What to produce: Leave out any picture and return the remaining listing below exactly as given.

Dataset records on visual material:
☆ ☆ ☆ ☆

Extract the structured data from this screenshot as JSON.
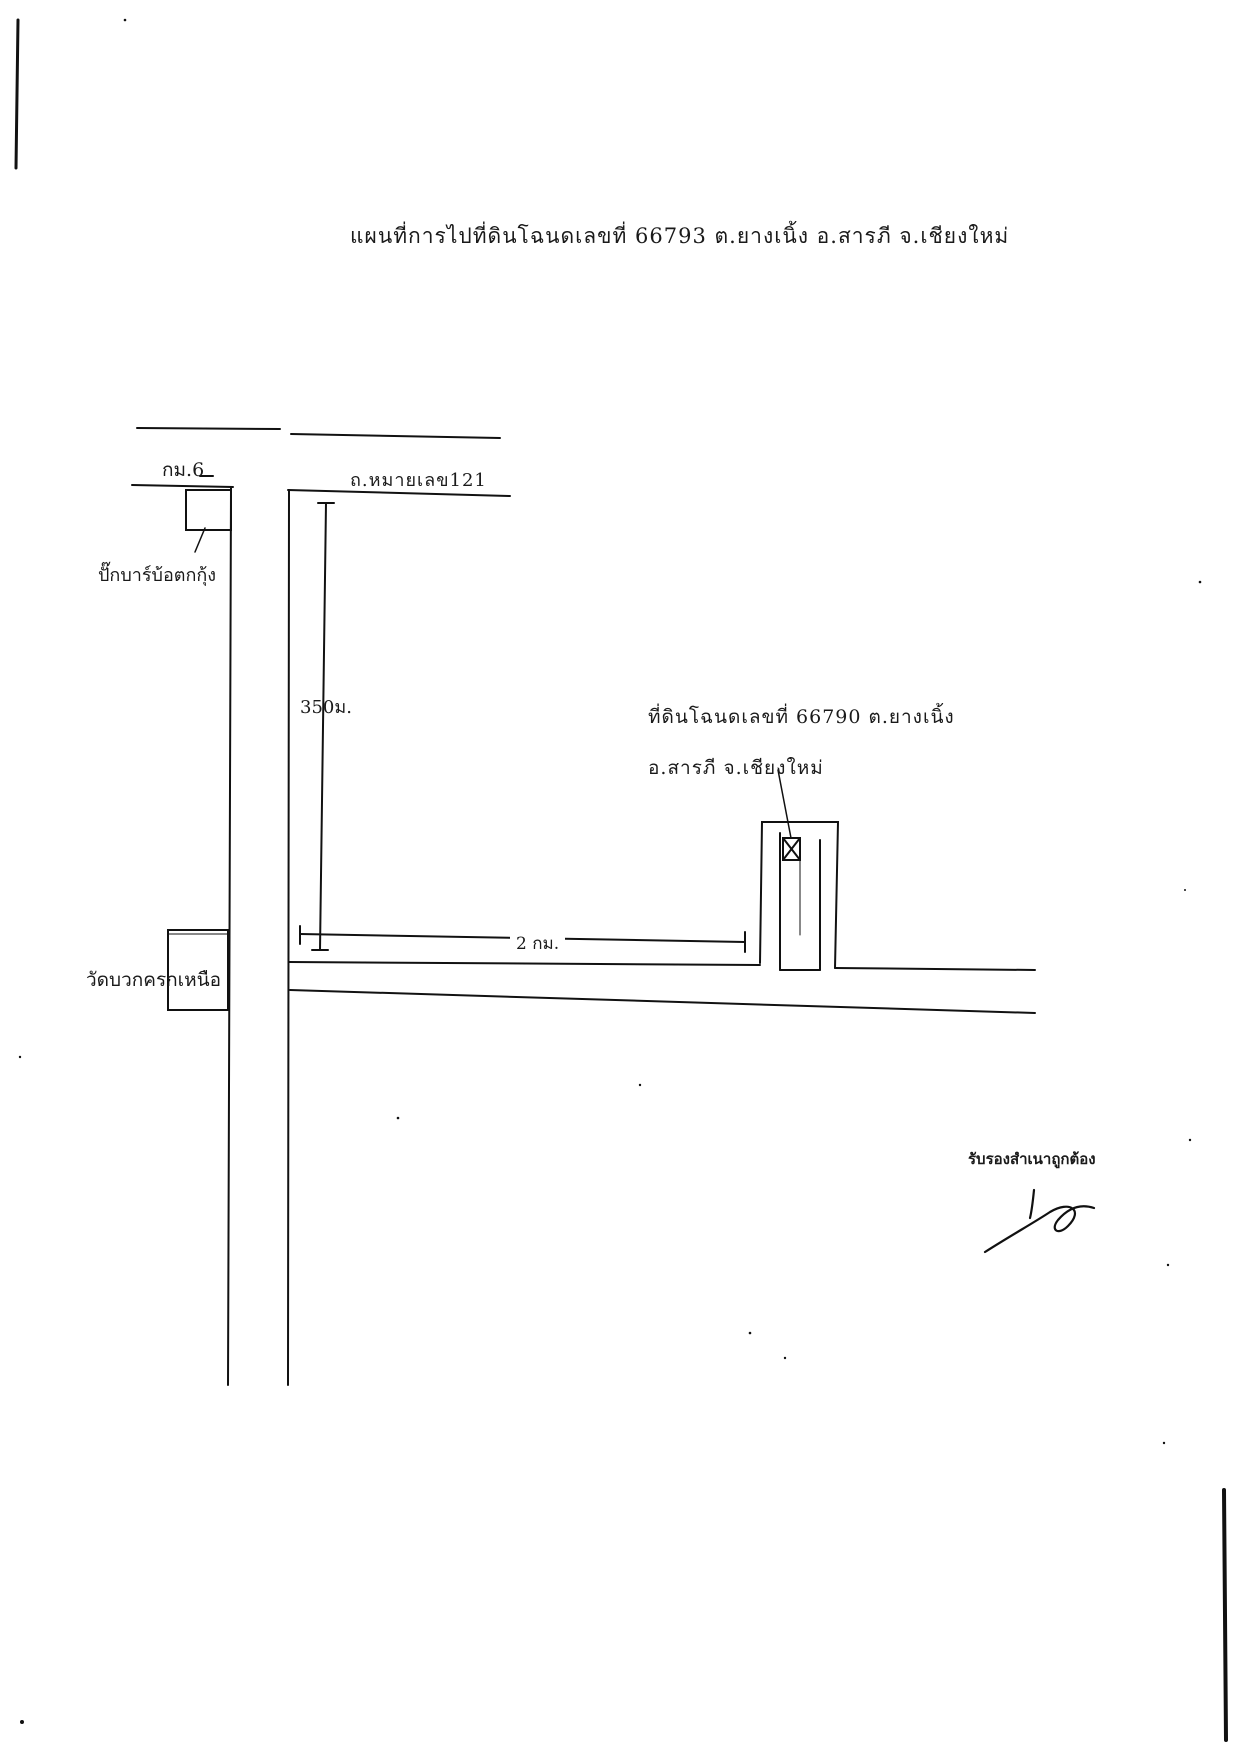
{
  "map": {
    "title": "แผนที่การไปที่ดินโฉนดเลขที่ 66793 ต.ยางเนิ้ง อ.สารภี จ.เชียงใหม่",
    "labels": {
      "km_marker": "กม.6",
      "highway": "ถ.หมายเลข121",
      "shop": "ปั๊กบาร์บ้อตกกุ้ง",
      "distance_vertical": "350ม.",
      "parcel_line1": "ที่ดินโฉนดเลขที่ 66790 ต.ยางเนิ้ง",
      "parcel_line2": "อ.สารภี จ.เชียงใหม่",
      "distance_horizontal": "2 กม.",
      "temple": "วัดบวกครกเหนือ"
    },
    "certification": {
      "text": "รับรองสำเนาถูกต้อง",
      "signature": "handwritten signature"
    },
    "colors": {
      "ink": "#111111",
      "paper": "#ffffff"
    }
  }
}
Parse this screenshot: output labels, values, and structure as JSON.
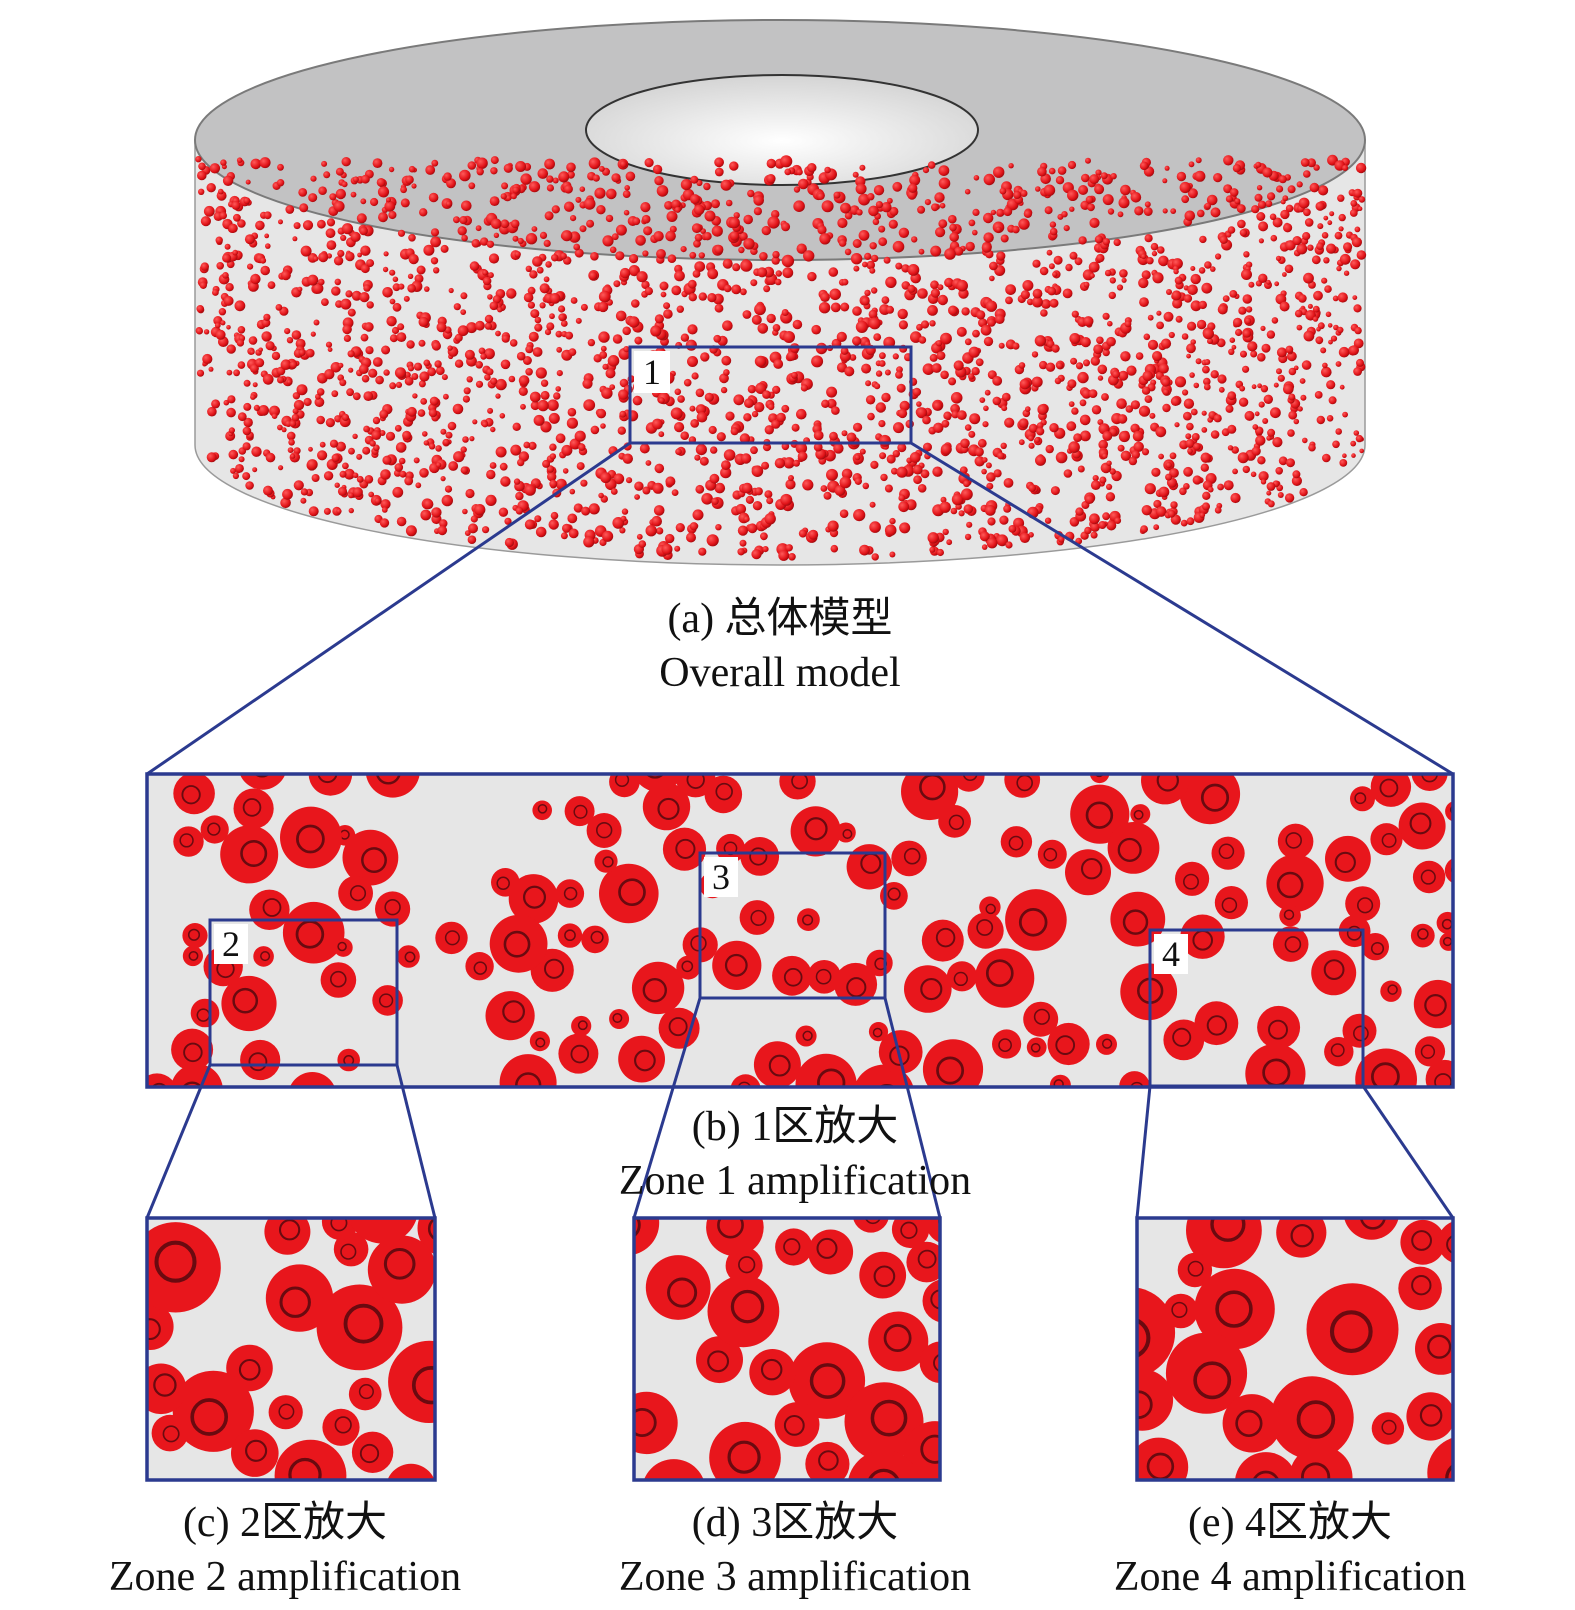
{
  "colors": {
    "particle": "#e8161c",
    "particle_dark": "#6a0a10",
    "matrix": "#e6e6e6",
    "top_face": "#c2c2c3",
    "frame": "#2b3a8f"
  },
  "zone_labels": [
    "1",
    "2",
    "3",
    "4"
  ],
  "captions": {
    "a": {
      "cn": "(a) 总体模型",
      "en": "Overall model"
    },
    "b": {
      "cn": "(b) 1区放大",
      "en": "Zone 1 amplification"
    },
    "c": {
      "cn": "(c) 2区放大",
      "en": "Zone 2 amplification"
    },
    "d": {
      "cn": "(d) 3区放大",
      "en": "Zone 3 amplification"
    },
    "e": {
      "cn": "(e) 4区放大",
      "en": "Zone 4 amplification"
    }
  }
}
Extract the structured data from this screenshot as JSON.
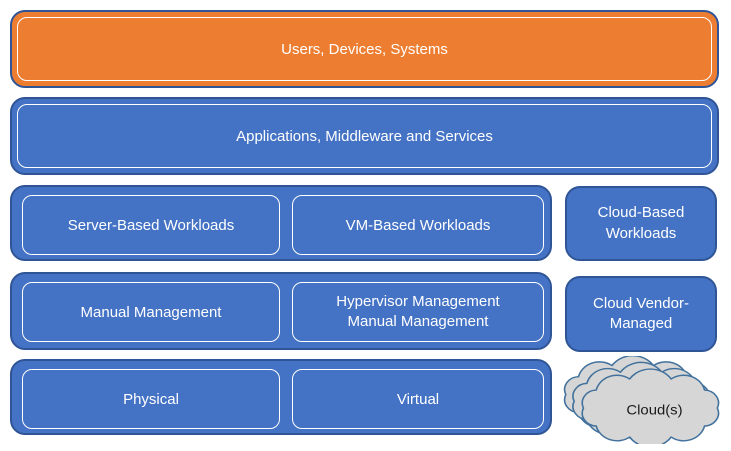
{
  "colors": {
    "orange_fill": "#ED7D31",
    "blue_fill": "#4472C4",
    "outline_blue": "#2F5597",
    "inner_outline": "#FFFFFF",
    "cloud_fill": "#D6D6D6",
    "cloud_stroke": "#41719C",
    "text_light": "#FFFFFF",
    "text_dark": "#1A1A1A"
  },
  "layers": {
    "users": {
      "label": "Users, Devices, Systems"
    },
    "applications": {
      "label": "Applications, Middleware and Services"
    },
    "workloads": {
      "server": "Server-Based Workloads",
      "vm": "VM-Based Workloads",
      "cloud": "Cloud-Based\nWorkloads"
    },
    "management": {
      "manual": "Manual Management",
      "hypervisor": "Hypervisor Management\nManual Management",
      "cloud": "Cloud Vendor-\nManaged"
    },
    "infrastructure": {
      "physical": "Physical",
      "virtual": "Virtual",
      "cloud": "Cloud(s)"
    }
  }
}
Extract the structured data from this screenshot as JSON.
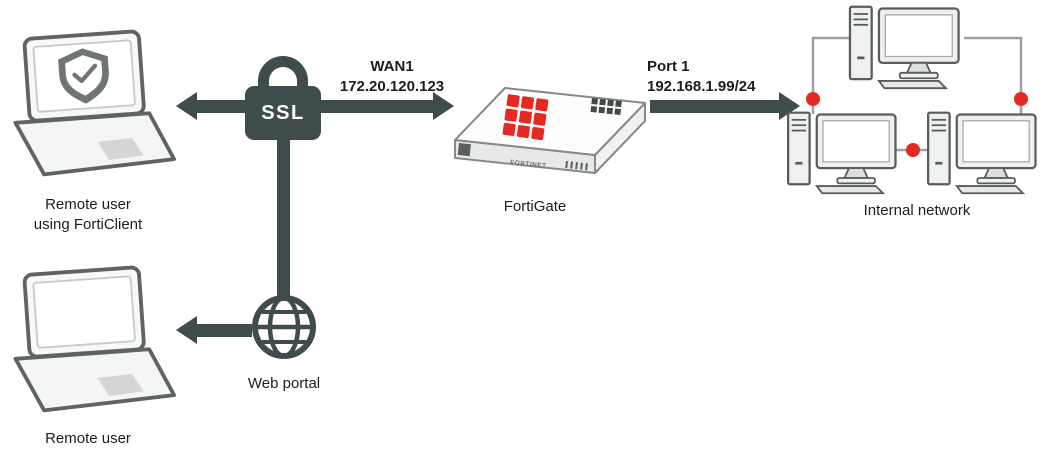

☆ ☆ ☆ ☆

Written answer:
Extract the structured data from this screenshot as JSON.
{
  "map": {
    "title": "แผนที่การไปที่ดินโฉนดเลขที่ 66793 ต.ยางเนิ้ง อ.สารภี จ.เชียงใหม่",
    "labels": {
      "km_marker": "กม.6",
      "highway": "ถ.หมายเลข121",
      "shop": "ปั๊กบาร์บ้อตกกุ้ง",
      "distance_vertical": "350ม.",
      "parcel_line1": "ที่ดินโฉนดเลขที่ 66790 ต.ยางเนิ้ง",
      "parcel_line2": "อ.สารภี จ.เชียงใหม่",
      "distance_horizontal": "2 กม.",
      "temple": "วัดบวกครกเหนือ"
    },
    "certification": {
      "text": "รับรองสำเนาถูกต้อง",
      "signature": "handwritten signature"
    },
    "colors": {
      "ink": "#111111",
      "paper": "#ffffff"
    }
  }
}
Parse this screenshot: output labels, values, and structure as JSON.
{
  "colors": {
    "particle": "#e8161c",
    "particle_dark": "#6a0a10",
    "matrix": "#e6e6e6",
    "top_face": "#c2c2c3",
    "frame": "#2b3a8f"
  },
  "zone_labels": [
    "1",
    "2",
    "3",
    "4"
  ],
  "captions": {
    "a": {
      "cn": "(a) 总体模型",
      "en": "Overall model"
    },
    "b": {
      "cn": "(b) 1区放大",
      "en": "Zone 1 amplification"
    },
    "c": {
      "cn": "(c) 2区放大",
      "en": "Zone 2 amplification"
    },
    "d": {
      "cn": "(d) 3区放大",
      "en": "Zone 3 amplification"
    },
    "e": {
      "cn": "(e) 4区放大",
      "en": "Zone 4 amplification"
    }
  }
}
Extract the structured data from this screenshot as JSON.
{
  "colors": {
    "orange_fill": "#ED7D31",
    "blue_fill": "#4472C4",
    "outline_blue": "#2F5597",
    "inner_outline": "#FFFFFF",
    "cloud_fill": "#D6D6D6",
    "cloud_stroke": "#41719C",
    "text_light": "#FFFFFF",
    "text_dark": "#1A1A1A"
  },
  "layers": {
    "users": {
      "label": "Users, Devices, Systems"
    },
    "applications": {
      "label": "Applications, Middleware and Services"
    },
    "workloads": {
      "server": "Server-Based Workloads",
      "vm": "VM-Based Workloads",
      "cloud": "Cloud-Based\nWorkloads"
    },
    "management": {
      "manual": "Manual Management",
      "hypervisor": "Hypervisor Management\nManual Management",
      "cloud": "Cloud Vendor-\nManaged"
    },
    "infrastructure": {
      "physical": "Physical",
      "virtual": "Virtual",
      "cloud": "Cloud(s)"
    }
  }
}
Extract the structured data from this screenshot as JSON.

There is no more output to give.